(INPUT MATERIAL begins)

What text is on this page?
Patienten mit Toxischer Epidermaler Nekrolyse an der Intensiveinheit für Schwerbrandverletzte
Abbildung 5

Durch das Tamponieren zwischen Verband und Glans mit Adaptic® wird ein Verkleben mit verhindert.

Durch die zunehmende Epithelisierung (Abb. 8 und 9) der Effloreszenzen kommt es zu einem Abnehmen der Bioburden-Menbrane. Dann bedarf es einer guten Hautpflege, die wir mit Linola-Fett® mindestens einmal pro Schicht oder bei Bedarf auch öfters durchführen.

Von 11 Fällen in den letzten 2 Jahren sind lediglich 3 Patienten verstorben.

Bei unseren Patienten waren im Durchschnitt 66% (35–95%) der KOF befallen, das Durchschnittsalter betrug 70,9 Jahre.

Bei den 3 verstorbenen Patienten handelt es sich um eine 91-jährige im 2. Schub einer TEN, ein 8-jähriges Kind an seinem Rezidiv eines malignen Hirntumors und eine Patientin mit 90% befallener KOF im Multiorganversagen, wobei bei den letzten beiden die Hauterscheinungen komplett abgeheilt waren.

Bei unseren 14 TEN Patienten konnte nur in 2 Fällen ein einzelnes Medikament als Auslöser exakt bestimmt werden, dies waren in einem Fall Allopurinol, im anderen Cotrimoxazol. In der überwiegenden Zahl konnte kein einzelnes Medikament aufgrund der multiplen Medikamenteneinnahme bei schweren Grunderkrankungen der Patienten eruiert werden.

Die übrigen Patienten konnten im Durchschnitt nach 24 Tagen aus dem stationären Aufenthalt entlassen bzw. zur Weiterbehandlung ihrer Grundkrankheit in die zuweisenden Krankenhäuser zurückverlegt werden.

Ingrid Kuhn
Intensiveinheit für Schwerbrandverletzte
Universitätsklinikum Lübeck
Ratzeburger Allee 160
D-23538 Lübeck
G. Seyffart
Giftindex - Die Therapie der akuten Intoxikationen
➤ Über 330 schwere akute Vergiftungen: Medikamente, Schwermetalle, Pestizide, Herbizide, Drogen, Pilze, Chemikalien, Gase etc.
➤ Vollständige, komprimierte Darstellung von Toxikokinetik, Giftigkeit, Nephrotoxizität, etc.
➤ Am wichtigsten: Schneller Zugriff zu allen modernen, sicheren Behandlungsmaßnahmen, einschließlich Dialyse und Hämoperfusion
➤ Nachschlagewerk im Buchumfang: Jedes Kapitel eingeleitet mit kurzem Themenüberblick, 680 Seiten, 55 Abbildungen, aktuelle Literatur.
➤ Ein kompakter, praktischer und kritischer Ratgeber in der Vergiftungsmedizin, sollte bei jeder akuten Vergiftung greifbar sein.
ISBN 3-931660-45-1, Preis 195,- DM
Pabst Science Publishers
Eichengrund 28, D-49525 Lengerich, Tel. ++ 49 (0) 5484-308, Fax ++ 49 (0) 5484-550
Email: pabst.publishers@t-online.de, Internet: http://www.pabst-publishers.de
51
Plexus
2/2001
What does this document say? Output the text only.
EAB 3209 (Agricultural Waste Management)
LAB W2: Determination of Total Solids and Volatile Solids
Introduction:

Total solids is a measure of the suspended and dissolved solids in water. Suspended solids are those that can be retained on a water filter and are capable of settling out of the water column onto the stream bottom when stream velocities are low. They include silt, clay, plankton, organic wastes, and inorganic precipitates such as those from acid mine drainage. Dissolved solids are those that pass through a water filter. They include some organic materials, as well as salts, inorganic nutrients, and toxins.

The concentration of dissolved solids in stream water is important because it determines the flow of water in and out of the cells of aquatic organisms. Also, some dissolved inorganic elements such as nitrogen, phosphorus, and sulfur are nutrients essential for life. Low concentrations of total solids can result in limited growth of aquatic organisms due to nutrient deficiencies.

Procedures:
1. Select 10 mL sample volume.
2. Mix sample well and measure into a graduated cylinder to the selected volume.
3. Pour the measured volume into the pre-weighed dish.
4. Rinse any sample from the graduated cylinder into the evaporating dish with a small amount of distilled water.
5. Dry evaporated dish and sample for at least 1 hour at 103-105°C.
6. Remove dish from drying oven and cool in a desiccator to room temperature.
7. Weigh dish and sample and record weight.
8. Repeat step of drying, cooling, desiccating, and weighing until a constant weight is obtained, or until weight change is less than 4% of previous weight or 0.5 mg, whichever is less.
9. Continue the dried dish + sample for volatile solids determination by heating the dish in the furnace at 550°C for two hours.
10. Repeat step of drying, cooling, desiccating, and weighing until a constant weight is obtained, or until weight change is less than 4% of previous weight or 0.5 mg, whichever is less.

(INPUT MATERIAL ends)

=== TO DO ===
Your response should consist of the records, printed exactly.

=== ANSWER TO THIS TASK ===
What text is on this page?
Patienten mit Toxischer Epidermaler Nekrolyse an der Intensiveinheit für Schwerbrandverletzte
Abbildung 5

Durch das Tamponieren zwischen Verband und Glans mit Adaptic® wird ein Verkleben mit verhindert.

Durch die zunehmende Epithelisierung (Abb. 8 und 9) der Effloreszenzen kommt es zu einem Abnehmen der Bioburden-Menbrane. Dann bedarf es einer guten Hautpflege, die wir mit Linola-Fett® mindestens einmal pro Schicht oder bei Bedarf auch öfters durchführen.

Von 11 Fällen in den letzten 2 Jahren sind lediglich 3 Patienten verstorben.

Bei unseren Patienten waren im Durchschnitt 66% (35–95%) der KOF befallen, das Durchschnittsalter betrug 70,9 Jahre.

Bei den 3 verstorbenen Patienten handelt es sich um eine 91-jährige im 2. Schub einer TEN, ein 8-jähriges Kind an seinem Rezidiv eines malignen Hirntumors und eine Patientin mit 90% befallener KOF im Multiorganversagen, wobei bei den letzten beiden die Hauterscheinungen komplett abgeheilt waren.

Bei unseren 14 TEN Patienten konnte nur in 2 Fällen ein einzelnes Medikament als Auslöser exakt bestimmt werden, dies waren in einem Fall Allopurinol, im anderen Cotrimoxazol. In der überwiegenden Zahl konnte kein einzelnes Medikament aufgrund der multiplen Medikamenteneinnahme bei schweren Grunderkrankungen der Patienten eruiert werden.

Die übrigen Patienten konnten im Durchschnitt nach 24 Tagen aus dem stationären Aufenthalt entlassen bzw. zur Weiterbehandlung ihrer Grundkrankheit in die zuweisenden Krankenhäuser zurückverlegt werden.

Ingrid Kuhn
Intensiveinheit für Schwerbrandverletzte
Universitätsklinikum Lübeck
Ratzeburger Allee 160
D-23538 Lübeck
G. Seyffart
Giftindex - Die Therapie der akuten Intoxikationen
➤ Über 330 schwere akute Vergiftungen: Medikamente, Schwermetalle, Pestizide, Herbizide, Drogen, Pilze, Chemikalien, Gase etc.
➤ Vollständige, komprimierte Darstellung von Toxikokinetik, Giftigkeit, Nephrotoxizität, etc.
➤ Am wichtigsten: Schneller Zugriff zu allen modernen, sicheren Behandlungsmaßnahmen, einschließlich Dialyse und Hämoperfusion
➤ Nachschlagewerk im Buchumfang: Jedes Kapitel eingeleitet mit kurzem Themenüberblick, 680 Seiten, 55 Abbildungen, aktuelle Literatur.
➤ Ein kompakter, praktischer und kritischer Ratgeber in der Vergiftungsmedizin, sollte bei jeder akuten Vergiftung greifbar sein.
ISBN 3-931660-45-1, Preis 195,- DM
Pabst Science Publishers
Eichengrund 28, D-49525 Lengerich, Tel. ++ 49 (0) 5484-308, Fax ++ 49 (0) 5484-550
Email: pabst.publishers@t-online.de, Internet: http://www.pabst-publishers.de
51
Plexus
2/2001
What does this document say? Output the text only.
EAB 3209 (Agricultural Waste Management)
LAB W2: Determination of Total Solids and Volatile Solids
Introduction:

Total solids is a measure of the suspended and dissolved solids in water. Suspended solids are those that can be retained on a water filter and are capable of settling out of the water column onto the stream bottom when stream velocities are low. They include silt, clay, plankton, organic wastes, and inorganic precipitates such as those from acid mine drainage. Dissolved solids are those that pass through a water filter. They include some organic materials, as well as salts, inorganic nutrients, and toxins.

The concentration of dissolved solids in stream water is important because it determines the flow of water in and out of the cells of aquatic organisms. Also, some dissolved inorganic elements such as nitrogen, phosphorus, and sulfur are nutrients essential for life. Low concentrations of total solids can result in limited growth of aquatic organisms due to nutrient deficiencies.

Procedures:
1. Select 10 mL sample volume.
2. Mix sample well and measure into a graduated cylinder to the selected volume.
3. Pour the measured volume into the pre-weighed dish.
4. Rinse any sample from the graduated cylinder into the evaporating dish with a small amount of distilled water.
5. Dry evaporated dish and sample for at least 1 hour at 103-105°C.
6. Remove dish from drying oven and cool in a desiccator to room temperature.
7. Weigh dish and sample and record weight.
8. Repeat step of drying, cooling, desiccating, and weighing until a constant weight is obtained, or until weight change is less than 4% of previous weight or 0.5 mg, whichever is less.
9. Continue the dried dish + sample for volatile solids determination by heating the dish in the furnace at 550°C for two hours.
10. Repeat step of drying, cooling, desiccating, and weighing until a constant weight is obtained, or until weight change is less than 4% of previous weight or 0.5 mg, whichever is less.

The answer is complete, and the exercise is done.